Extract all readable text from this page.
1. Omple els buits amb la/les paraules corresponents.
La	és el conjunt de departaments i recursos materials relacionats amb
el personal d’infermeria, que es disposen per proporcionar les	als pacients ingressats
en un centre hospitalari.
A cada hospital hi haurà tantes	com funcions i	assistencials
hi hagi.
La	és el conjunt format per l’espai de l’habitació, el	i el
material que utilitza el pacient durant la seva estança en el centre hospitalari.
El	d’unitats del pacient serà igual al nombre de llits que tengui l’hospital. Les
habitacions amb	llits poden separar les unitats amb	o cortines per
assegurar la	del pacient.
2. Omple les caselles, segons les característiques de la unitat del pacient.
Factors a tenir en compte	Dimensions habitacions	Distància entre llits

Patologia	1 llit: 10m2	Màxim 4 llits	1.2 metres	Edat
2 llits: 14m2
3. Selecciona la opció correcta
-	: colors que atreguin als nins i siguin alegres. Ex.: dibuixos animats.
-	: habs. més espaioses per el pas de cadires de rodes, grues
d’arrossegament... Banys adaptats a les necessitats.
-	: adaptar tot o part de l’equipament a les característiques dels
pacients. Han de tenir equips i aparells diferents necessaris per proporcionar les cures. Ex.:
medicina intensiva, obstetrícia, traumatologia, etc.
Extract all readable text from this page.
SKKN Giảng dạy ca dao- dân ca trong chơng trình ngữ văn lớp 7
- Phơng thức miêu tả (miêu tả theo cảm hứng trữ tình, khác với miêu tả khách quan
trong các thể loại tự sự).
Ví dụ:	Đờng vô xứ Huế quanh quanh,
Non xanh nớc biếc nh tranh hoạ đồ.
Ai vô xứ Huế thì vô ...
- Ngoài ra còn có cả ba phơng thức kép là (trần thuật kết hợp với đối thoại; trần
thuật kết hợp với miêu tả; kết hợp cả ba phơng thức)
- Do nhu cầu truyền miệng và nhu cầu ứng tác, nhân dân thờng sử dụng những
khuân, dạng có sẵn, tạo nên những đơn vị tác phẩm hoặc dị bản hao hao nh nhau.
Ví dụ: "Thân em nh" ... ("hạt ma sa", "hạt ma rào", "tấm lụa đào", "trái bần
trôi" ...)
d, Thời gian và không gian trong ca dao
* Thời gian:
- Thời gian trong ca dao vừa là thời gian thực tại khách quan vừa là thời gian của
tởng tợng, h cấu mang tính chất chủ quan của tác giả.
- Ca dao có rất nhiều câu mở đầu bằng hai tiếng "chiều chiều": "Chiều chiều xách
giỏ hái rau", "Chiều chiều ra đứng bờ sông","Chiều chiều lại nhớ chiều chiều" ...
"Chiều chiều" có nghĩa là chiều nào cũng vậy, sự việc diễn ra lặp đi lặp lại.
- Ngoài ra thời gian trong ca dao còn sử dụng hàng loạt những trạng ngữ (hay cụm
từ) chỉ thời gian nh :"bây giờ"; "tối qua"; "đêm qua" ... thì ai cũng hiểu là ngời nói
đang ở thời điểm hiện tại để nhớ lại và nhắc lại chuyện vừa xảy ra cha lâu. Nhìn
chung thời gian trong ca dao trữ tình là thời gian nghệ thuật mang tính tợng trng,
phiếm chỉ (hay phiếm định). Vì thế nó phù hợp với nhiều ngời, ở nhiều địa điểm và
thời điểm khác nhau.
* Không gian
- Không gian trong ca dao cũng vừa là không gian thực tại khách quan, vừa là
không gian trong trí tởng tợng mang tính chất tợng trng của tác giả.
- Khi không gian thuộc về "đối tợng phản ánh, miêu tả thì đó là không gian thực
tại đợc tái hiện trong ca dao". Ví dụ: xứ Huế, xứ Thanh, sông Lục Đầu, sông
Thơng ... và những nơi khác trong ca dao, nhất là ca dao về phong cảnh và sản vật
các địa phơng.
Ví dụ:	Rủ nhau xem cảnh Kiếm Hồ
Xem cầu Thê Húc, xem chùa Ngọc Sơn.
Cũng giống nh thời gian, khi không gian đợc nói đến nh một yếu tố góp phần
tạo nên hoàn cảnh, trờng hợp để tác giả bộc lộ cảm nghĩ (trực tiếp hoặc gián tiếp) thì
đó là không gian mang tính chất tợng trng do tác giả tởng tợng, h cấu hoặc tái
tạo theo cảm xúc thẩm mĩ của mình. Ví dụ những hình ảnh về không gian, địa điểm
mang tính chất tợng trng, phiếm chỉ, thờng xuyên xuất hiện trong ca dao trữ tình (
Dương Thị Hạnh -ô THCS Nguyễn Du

----

* Exercise objective:
Copy down the whole of the data above, matching it exactly.

* Exercise result:
Extract all readable text from this page.
1. Omple els buits amb la/les paraules corresponents.
La	és el conjunt de departaments i recursos materials relacionats amb
el personal d’infermeria, que es disposen per proporcionar les	als pacients ingressats
en un centre hospitalari.
A cada hospital hi haurà tantes	com funcions i	assistencials
hi hagi.
La	és el conjunt format per l’espai de l’habitació, el	i el
material que utilitza el pacient durant la seva estança en el centre hospitalari.
El	d’unitats del pacient serà igual al nombre de llits que tengui l’hospital. Les
habitacions amb	llits poden separar les unitats amb	o cortines per
assegurar la	del pacient.
2. Omple les caselles, segons les característiques de la unitat del pacient.
Factors a tenir en compte	Dimensions habitacions	Distància entre llits

Patologia	1 llit: 10m2	Màxim 4 llits	1.2 metres	Edat
2 llits: 14m2
3. Selecciona la opció correcta
-	: colors que atreguin als nins i siguin alegres. Ex.: dibuixos animats.
-	: habs. més espaioses per el pas de cadires de rodes, grues
d’arrossegament... Banys adaptats a les necessitats.
-	: adaptar tot o part de l’equipament a les característiques dels
pacients. Han de tenir equips i aparells diferents necessaris per proporcionar les cures. Ex.:
medicina intensiva, obstetrícia, traumatologia, etc.
Extract all readable text from this page.
SKKN Giảng dạy ca dao- dân ca trong chơng trình ngữ văn lớp 7
- Phơng thức miêu tả (miêu tả theo cảm hứng trữ tình, khác với miêu tả khách quan
trong các thể loại tự sự).
Ví dụ:	Đờng vô xứ Huế quanh quanh,
Non xanh nớc biếc nh tranh hoạ đồ.
Ai vô xứ Huế thì vô ...
- Ngoài ra còn có cả ba phơng thức kép là (trần thuật kết hợp với đối thoại; trần
thuật kết hợp với miêu tả; kết hợp cả ba phơng thức)
- Do nhu cầu truyền miệng và nhu cầu ứng tác, nhân dân thờng sử dụng những
khuân, dạng có sẵn, tạo nên những đơn vị tác phẩm hoặc dị bản hao hao nh nhau.
Ví dụ: "Thân em nh" ... ("hạt ma sa", "hạt ma rào", "tấm lụa đào", "trái bần
trôi" ...)
d, Thời gian và không gian trong ca dao
* Thời gian:
- Thời gian trong ca dao vừa là thời gian thực tại khách quan vừa là thời gian của
tởng tợng, h cấu mang tính chất chủ quan của tác giả.
- Ca dao có rất nhiều câu mở đầu bằng hai tiếng "chiều chiều": "Chiều chiều xách
giỏ hái rau", "Chiều chiều ra đứng bờ sông","Chiều chiều lại nhớ chiều chiều" ...
"Chiều chiều" có nghĩa là chiều nào cũng vậy, sự việc diễn ra lặp đi lặp lại.
- Ngoài ra thời gian trong ca dao còn sử dụng hàng loạt những trạng ngữ (hay cụm
từ) chỉ thời gian nh :"bây giờ"; "tối qua"; "đêm qua" ... thì ai cũng hiểu là ngời nói
đang ở thời điểm hiện tại để nhớ lại và nhắc lại chuyện vừa xảy ra cha lâu. Nhìn
chung thời gian trong ca dao trữ tình là thời gian nghệ thuật mang tính tợng trng,
phiếm chỉ (hay phiếm định). Vì thế nó phù hợp với nhiều ngời, ở nhiều địa điểm và
thời điểm khác nhau.
* Không gian
- Không gian trong ca dao cũng vừa là không gian thực tại khách quan, vừa là
không gian trong trí tởng tợng mang tính chất tợng trng của tác giả.
- Khi không gian thuộc về "đối tợng phản ánh, miêu tả thì đó là không gian thực
tại đợc tái hiện trong ca dao". Ví dụ: xứ Huế, xứ Thanh, sông Lục Đầu, sông
Thơng ... và những nơi khác trong ca dao, nhất là ca dao về phong cảnh và sản vật
các địa phơng.
Ví dụ:	Rủ nhau xem cảnh Kiếm Hồ
Xem cầu Thê Húc, xem chùa Ngọc Sơn.
Cũng giống nh thời gian, khi không gian đợc nói đến nh một yếu tố góp phần
tạo nên hoàn cảnh, trờng hợp để tác giả bộc lộ cảm nghĩ (trực tiếp hoặc gián tiếp) thì
đó là không gian mang tính chất tợng trng do tác giả tởng tợng, h cấu hoặc tái
tạo theo cảm xúc thẩm mĩ của mình. Ví dụ những hình ảnh về không gian, địa điểm
mang tính chất tợng trng, phiếm chỉ, thờng xuyên xuất hiện trong ca dao trữ tình (
Dương Thị Hạnh -ô THCS Nguyễn Du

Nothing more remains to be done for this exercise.